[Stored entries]

※

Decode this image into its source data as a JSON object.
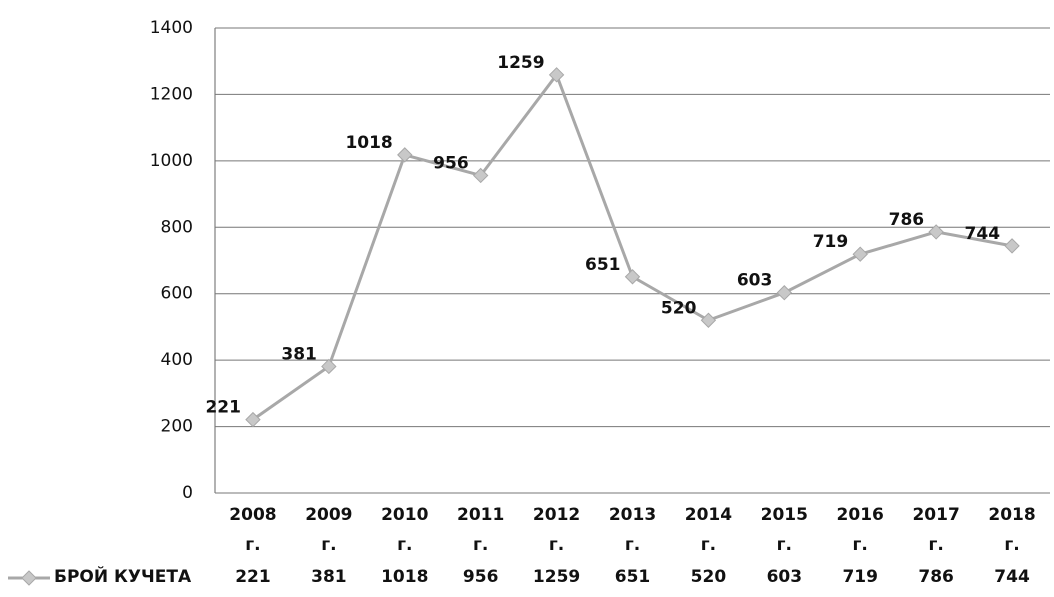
{
  "chart_data": {
    "type": "line",
    "categories": [
      "2008 г.",
      "2009 г.",
      "2010 г.",
      "2011 г.",
      "2012 г.",
      "2013 г.",
      "2014 г.",
      "2015 г.",
      "2016 г.",
      "2017 г.",
      "2018 г."
    ],
    "series": [
      {
        "name": "БРОЙ КУЧЕТА",
        "color": "#a8a8a8",
        "values": [
          221,
          381,
          1018,
          956,
          1259,
          651,
          520,
          603,
          719,
          786,
          744
        ]
      }
    ],
    "ylim": [
      0,
      1400
    ],
    "yticks": [
      0,
      200,
      400,
      600,
      800,
      1000,
      1200,
      1400
    ],
    "grid": true
  }
}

※

WHAT THE TASK REQUIRES:
Take the data above and repeat it exactly, leaving each picture out.

SOLUTION FOR THIS TASK:
Decode this image into its source data as a JSON object.
{
  "chart_data": {
    "type": "line",
    "categories": [
      "2008 г.",
      "2009 г.",
      "2010 г.",
      "2011 г.",
      "2012 г.",
      "2013 г.",
      "2014 г.",
      "2015 г.",
      "2016 г.",
      "2017 г.",
      "2018 г."
    ],
    "series": [
      {
        "name": "БРОЙ КУЧЕТА",
        "color": "#a8a8a8",
        "values": [
          221,
          381,
          1018,
          956,
          1259,
          651,
          520,
          603,
          719,
          786,
          744
        ]
      }
    ],
    "ylim": [
      0,
      1400
    ],
    "yticks": [
      0,
      200,
      400,
      600,
      800,
      1000,
      1200,
      1400
    ],
    "grid": true
  }
}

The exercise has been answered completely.